Prompt:
Give back the full listing, character for character, with no pictures.

## Start

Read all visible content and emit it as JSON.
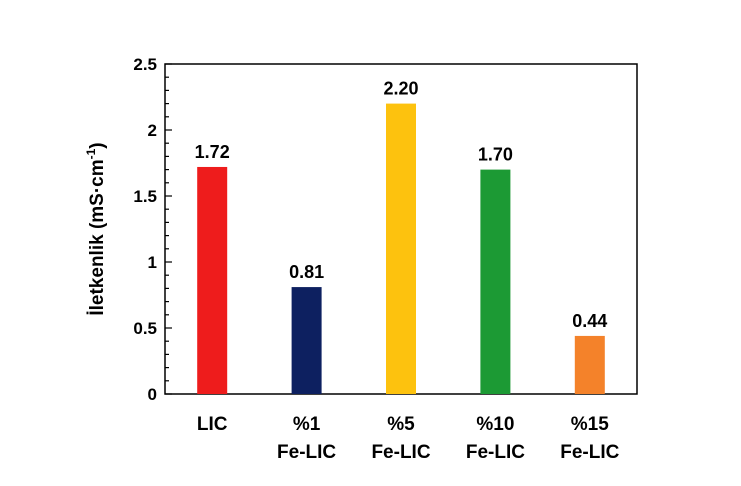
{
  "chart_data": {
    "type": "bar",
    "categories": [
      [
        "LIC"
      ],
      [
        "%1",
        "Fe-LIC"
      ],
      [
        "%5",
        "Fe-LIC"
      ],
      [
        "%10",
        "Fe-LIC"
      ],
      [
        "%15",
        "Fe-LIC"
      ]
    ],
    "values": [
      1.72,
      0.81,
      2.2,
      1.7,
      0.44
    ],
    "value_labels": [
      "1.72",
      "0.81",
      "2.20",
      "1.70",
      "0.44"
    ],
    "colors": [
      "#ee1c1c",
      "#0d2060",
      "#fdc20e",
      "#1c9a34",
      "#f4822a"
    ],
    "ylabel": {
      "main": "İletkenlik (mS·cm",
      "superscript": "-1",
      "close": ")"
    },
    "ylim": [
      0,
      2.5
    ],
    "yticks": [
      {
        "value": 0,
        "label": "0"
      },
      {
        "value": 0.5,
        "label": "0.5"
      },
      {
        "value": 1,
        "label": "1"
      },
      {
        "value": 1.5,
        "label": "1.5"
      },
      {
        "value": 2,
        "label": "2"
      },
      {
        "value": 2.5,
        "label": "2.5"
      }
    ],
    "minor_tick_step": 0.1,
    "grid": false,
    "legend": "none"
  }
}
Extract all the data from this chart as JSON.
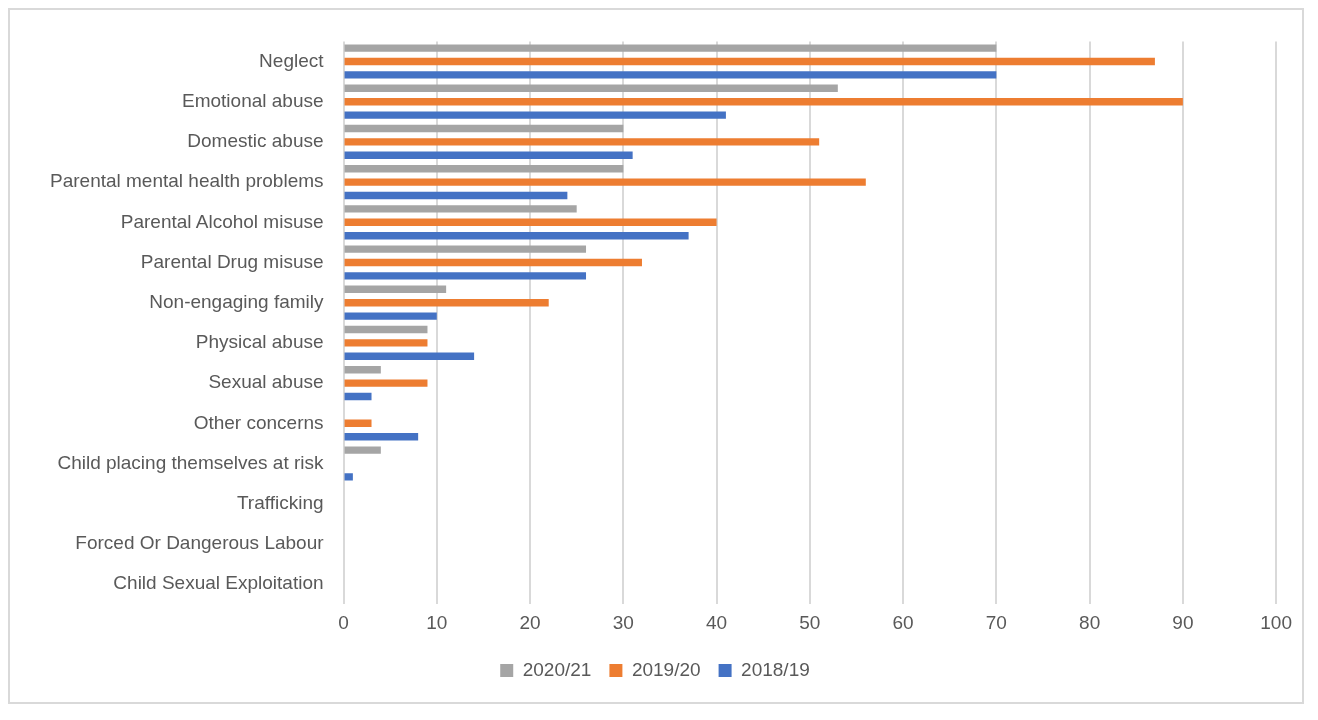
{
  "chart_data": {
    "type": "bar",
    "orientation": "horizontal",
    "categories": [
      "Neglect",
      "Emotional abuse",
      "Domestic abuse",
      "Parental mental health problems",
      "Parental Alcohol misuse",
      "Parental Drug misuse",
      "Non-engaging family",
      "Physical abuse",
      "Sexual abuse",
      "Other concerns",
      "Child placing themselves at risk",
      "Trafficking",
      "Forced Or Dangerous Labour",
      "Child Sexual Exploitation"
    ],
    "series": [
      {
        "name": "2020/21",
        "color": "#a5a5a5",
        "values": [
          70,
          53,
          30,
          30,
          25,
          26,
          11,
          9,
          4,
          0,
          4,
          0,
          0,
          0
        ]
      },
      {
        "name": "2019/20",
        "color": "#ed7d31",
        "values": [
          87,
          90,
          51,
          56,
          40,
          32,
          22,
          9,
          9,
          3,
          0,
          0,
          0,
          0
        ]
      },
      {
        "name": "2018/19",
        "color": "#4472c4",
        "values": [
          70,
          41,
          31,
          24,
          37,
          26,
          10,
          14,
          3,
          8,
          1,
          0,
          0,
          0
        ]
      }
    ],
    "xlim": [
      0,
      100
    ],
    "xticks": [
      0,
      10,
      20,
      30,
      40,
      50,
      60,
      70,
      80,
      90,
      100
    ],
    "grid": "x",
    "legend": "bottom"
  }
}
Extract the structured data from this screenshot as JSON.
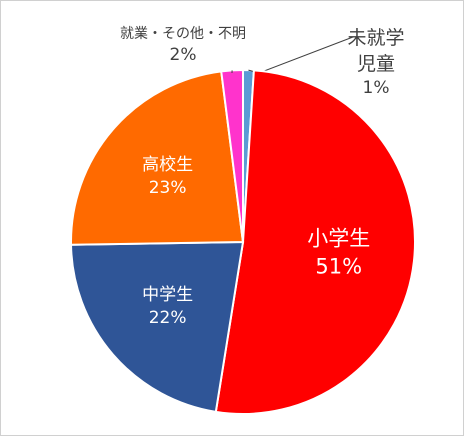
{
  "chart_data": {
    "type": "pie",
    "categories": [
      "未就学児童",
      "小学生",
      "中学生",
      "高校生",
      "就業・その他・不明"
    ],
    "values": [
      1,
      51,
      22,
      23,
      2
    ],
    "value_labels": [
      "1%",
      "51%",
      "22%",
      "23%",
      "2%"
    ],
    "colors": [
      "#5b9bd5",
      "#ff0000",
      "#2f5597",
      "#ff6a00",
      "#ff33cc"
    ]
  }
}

## End

Final result:
Read all visible content and emit it as JSON.
{
  "chart_data": {
    "type": "bar",
    "categories": [
      [
        "LIC"
      ],
      [
        "%1",
        "Fe-LIC"
      ],
      [
        "%5",
        "Fe-LIC"
      ],
      [
        "%10",
        "Fe-LIC"
      ],
      [
        "%15",
        "Fe-LIC"
      ]
    ],
    "values": [
      1.72,
      0.81,
      2.2,
      1.7,
      0.44
    ],
    "value_labels": [
      "1.72",
      "0.81",
      "2.20",
      "1.70",
      "0.44"
    ],
    "colors": [
      "#ee1c1c",
      "#0d2060",
      "#fdc20e",
      "#1c9a34",
      "#f4822a"
    ],
    "ylabel": {
      "main": "İletkenlik (mS·cm",
      "superscript": "-1",
      "close": ")"
    },
    "ylim": [
      0,
      2.5
    ],
    "yticks": [
      {
        "value": 0,
        "label": "0"
      },
      {
        "value": 0.5,
        "label": "0.5"
      },
      {
        "value": 1,
        "label": "1"
      },
      {
        "value": 1.5,
        "label": "1.5"
      },
      {
        "value": 2,
        "label": "2"
      },
      {
        "value": 2.5,
        "label": "2.5"
      }
    ],
    "minor_tick_step": 0.1,
    "grid": false,
    "legend": "none"
  }
}
Extract all the data from this chart as JSON.
{
  "chart_data": {
    "type": "bar",
    "orientation": "horizontal",
    "categories": [
      "Neglect",
      "Emotional abuse",
      "Domestic abuse",
      "Parental mental health problems",
      "Parental Alcohol misuse",
      "Parental Drug misuse",
      "Non-engaging family",
      "Physical abuse",
      "Sexual abuse",
      "Other concerns",
      "Child placing themselves at risk",
      "Trafficking",
      "Forced Or Dangerous Labour",
      "Child Sexual Exploitation"
    ],
    "series": [
      {
        "name": "2020/21",
        "color": "#a5a5a5",
        "values": [
          70,
          53,
          30,
          30,
          25,
          26,
          11,
          9,
          4,
          0,
          4,
          0,
          0,
          0
        ]
      },
      {
        "name": "2019/20",
        "color": "#ed7d31",
        "values": [
          87,
          90,
          51,
          56,
          40,
          32,
          22,
          9,
          9,
          3,
          0,
          0,
          0,
          0
        ]
      },
      {
        "name": "2018/19",
        "color": "#4472c4",
        "values": [
          70,
          41,
          31,
          24,
          37,
          26,
          10,
          14,
          3,
          8,
          1,
          0,
          0,
          0
        ]
      }
    ],
    "xlim": [
      0,
      100
    ],
    "xticks": [
      0,
      10,
      20,
      30,
      40,
      50,
      60,
      70,
      80,
      90,
      100
    ],
    "grid": "x",
    "legend": "bottom"
  }
}
Extract the structured data from this screenshot as JSON.
{
  "chart_data": {
    "type": "pie",
    "categories": [
      "未就学児童",
      "小学生",
      "中学生",
      "高校生",
      "就業・その他・不明"
    ],
    "values": [
      1,
      51,
      22,
      23,
      2
    ],
    "value_labels": [
      "1%",
      "51%",
      "22%",
      "23%",
      "2%"
    ],
    "colors": [
      "#5b9bd5",
      "#ff0000",
      "#2f5597",
      "#ff6a00",
      "#ff33cc"
    ]
  }
}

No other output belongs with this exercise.